### Complete the following
[a] In the interview on remote work, what does Cramer call the easiest way to make sure a new hire is ready for a distributed work environment?
[b] Write the next part of the interview on remote work, picking up after its final sentence.

### Passage provided

I love the flexibility to be able to commute to a co-working space if I want or to work out of the home office if I feel like it.
RN: Building on this point, what are some the factors that lead you to embrace remote working for your recent businesses?Cramer: I think there is value to being in the same place together in a centralized office, but that doesn’t mean we have to be together every day all day in order to do our best work. I think cutting out commute time and being closer to your family are benefits that should not be overlooked just because of our non-remote work traditions.Beyond that, I think many talented people want to live in parts of the country that may not have work opportunities that best match their specific talents. Building a remote working opportunity can unlock potential for these people and for the business that is willing to hire them. I’ve definitely recognized that and have taken advantage of it over the years. It benefits both sides.RN: Remote working gained substantial media attention a few years ago when Yahoo! and other companies decided to no longer allow people to work from home. What are some suggestions you’d offer to employers who are considering taking similar action?

Cramer: If people are taking advantage of a remote working situation for their own gain at the expense of the company, that is a good indicator that you don’t have the right people on your team. The right people will respect the company that is employing them and give their best effort to make that company successful regardless of whether they work from home or the office. With Yahoo!, that clearly wasn’t happening and something needed to be done. I think we’ve seen that the problems ran much deeper for Yahoo! than the remote work situation. Just getting people in the same office is not enough to make your company successful.

The lesson here is to get the right people on the team and the wrong people off the team. Create an environment in which remote team members can participate with everyone else on a completely level playing field. Make a commitment to help team members whether they work from the central office or from their home offices.

RN: It is easy to argue that a geographically centric office can more effectively build a stronger work culture than a remote/distributed work environment. What are some steps you think businesses with remote workers can do to also build a strong work environment?

Cramer: I tend to agree that it is easier to build a stronger work culture in a geographically centric office as compared to a remote scenario. However, I think it is possible to build a positive culture in a remote team if you have the right people on the team.

I think the answer is to facilitate structure for the team. If there is no structure, it is so easy for remote workers to drift off into their own caves and not interact with others on the team. However, if good structure is in place, each remote team member has an opportunity to interact with others on the team in positive ways. Creating the right structures and contexts for interaction is the fabric of culture. In a centralized office, some of these structures and contexts happen naturally, but in a remote setting, it is necessary to be more intentional about these things.

RN: Being able to successfully work remotely is a skill set that takes time to develop. What steps do you take as an employer to make sure someone is ready for a distributed work environment?

Cramer: The easiest way to deal with this is to hire people who have had prior experience working as part of a remote team. If that is not the case, you really need to look for evidence that the individual is self directed and can operate autonomously for the most part. I do think in most cases that if an individual can be successful in a self directed capacity working in an centralized office setting, there will be no trouble translating this to a remote setting.

### Records
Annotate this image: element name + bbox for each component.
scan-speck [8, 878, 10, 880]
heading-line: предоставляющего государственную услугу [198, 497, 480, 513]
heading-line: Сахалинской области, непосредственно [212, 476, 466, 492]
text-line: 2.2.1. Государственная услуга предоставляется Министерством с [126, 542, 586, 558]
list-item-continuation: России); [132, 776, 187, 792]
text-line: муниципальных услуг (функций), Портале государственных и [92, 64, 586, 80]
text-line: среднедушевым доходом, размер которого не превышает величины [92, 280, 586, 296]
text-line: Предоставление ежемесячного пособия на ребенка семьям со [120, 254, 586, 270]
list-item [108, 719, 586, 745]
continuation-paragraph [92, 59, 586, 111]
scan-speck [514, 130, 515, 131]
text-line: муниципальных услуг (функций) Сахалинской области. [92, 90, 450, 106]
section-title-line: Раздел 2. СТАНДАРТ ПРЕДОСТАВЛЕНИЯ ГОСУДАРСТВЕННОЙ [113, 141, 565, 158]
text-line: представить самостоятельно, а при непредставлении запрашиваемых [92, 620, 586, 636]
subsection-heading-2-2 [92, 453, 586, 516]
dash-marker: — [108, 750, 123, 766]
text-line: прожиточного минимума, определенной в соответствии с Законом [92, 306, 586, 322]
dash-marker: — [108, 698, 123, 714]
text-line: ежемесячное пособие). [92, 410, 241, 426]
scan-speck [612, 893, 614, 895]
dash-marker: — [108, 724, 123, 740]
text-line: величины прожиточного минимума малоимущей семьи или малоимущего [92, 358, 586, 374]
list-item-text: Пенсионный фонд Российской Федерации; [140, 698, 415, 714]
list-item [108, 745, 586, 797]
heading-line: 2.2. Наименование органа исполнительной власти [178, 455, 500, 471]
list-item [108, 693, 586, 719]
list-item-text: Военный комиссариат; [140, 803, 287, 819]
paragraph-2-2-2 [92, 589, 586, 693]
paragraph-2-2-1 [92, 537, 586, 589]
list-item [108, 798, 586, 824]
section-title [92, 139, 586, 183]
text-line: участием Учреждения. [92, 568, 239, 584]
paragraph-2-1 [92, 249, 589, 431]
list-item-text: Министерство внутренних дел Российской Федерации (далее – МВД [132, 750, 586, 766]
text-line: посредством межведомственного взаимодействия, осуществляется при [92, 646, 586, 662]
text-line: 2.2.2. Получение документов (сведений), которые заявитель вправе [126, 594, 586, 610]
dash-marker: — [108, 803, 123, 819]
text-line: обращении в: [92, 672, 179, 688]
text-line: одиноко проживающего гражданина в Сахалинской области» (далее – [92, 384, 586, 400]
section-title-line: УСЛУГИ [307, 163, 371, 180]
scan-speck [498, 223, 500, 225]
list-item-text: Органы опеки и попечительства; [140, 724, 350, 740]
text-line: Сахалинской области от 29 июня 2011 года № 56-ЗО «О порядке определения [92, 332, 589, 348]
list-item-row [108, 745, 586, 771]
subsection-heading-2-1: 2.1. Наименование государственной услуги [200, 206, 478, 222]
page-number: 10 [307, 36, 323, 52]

### Results by task
[a] Hire people who have had prior experience working as part of a remote team.

[b]
Other things you can do are to set up regular status meetings with people to monitor progress. We’ve used short daily standup meetings with remote team members to create a regular daily opportunity for managers to interact with team members. One of the items on the agenda is, “What roadblocks are you facing today?” Forcing everyone to answer this question exposes any problems that may be impeding progress. It also creates an opportunity to solve any problems at a regular known time so that everyone can get back to work. This is arguably more efficient than the interruption style of roadblock removal that is more present in centralized offices.

RN: The idea of being able to work from home, a favorite coffee shop, or wherever one wants sounds ideal, but what are some obstacles you think unprepared remote workers might experience?

Cramer: I’ve seen some people try to work remotely without establishing proper boundaries. This can create a lot of problems for remote workers. If you are working from a home office or a coffee shop or the beach, you are still working. It is important to make sure that the environment that you are working in is conducive to productivity. This means that you should not have any other responsibilities that may distract you, like watching the kids, waiting for the plumber to show up, etc. Also, I think a quiet place to work is essential if you ever have to talk to other people you work with.

We’ve had team members try to work 100% out of various coffee shops in the past. Between the bad WiFi, loud background noise, and variable conditions at coffee shops, it really starts to take a toll on productivity. In my view, this is not professional or acceptable.

This may mean that you have to talk with your spouse or roommate to make sure they understand your commitment. It also means that you’ll need to create a dedicated workspace that is distraction free. We present our team members with the concept of a minimum viable office that defines these conditions for them.

RN: Tracking progress and meeting milestones is paramount to the success of every business, what are some programs that you rely on to make sure everyone is on track?

Cramer: We are heavy users of Trello, Harvest, Pivotal Tracker, Slack, and Google Apps. There are a large variety of excellent tools out there than can help remote teams keep on track even better than centralized teams using a whiteboard. I think this is really a matter of each team figuring out which system is best for them.

RN: Overall, how do you think you have professionally and personally benefitted from having a business that allows for remote working?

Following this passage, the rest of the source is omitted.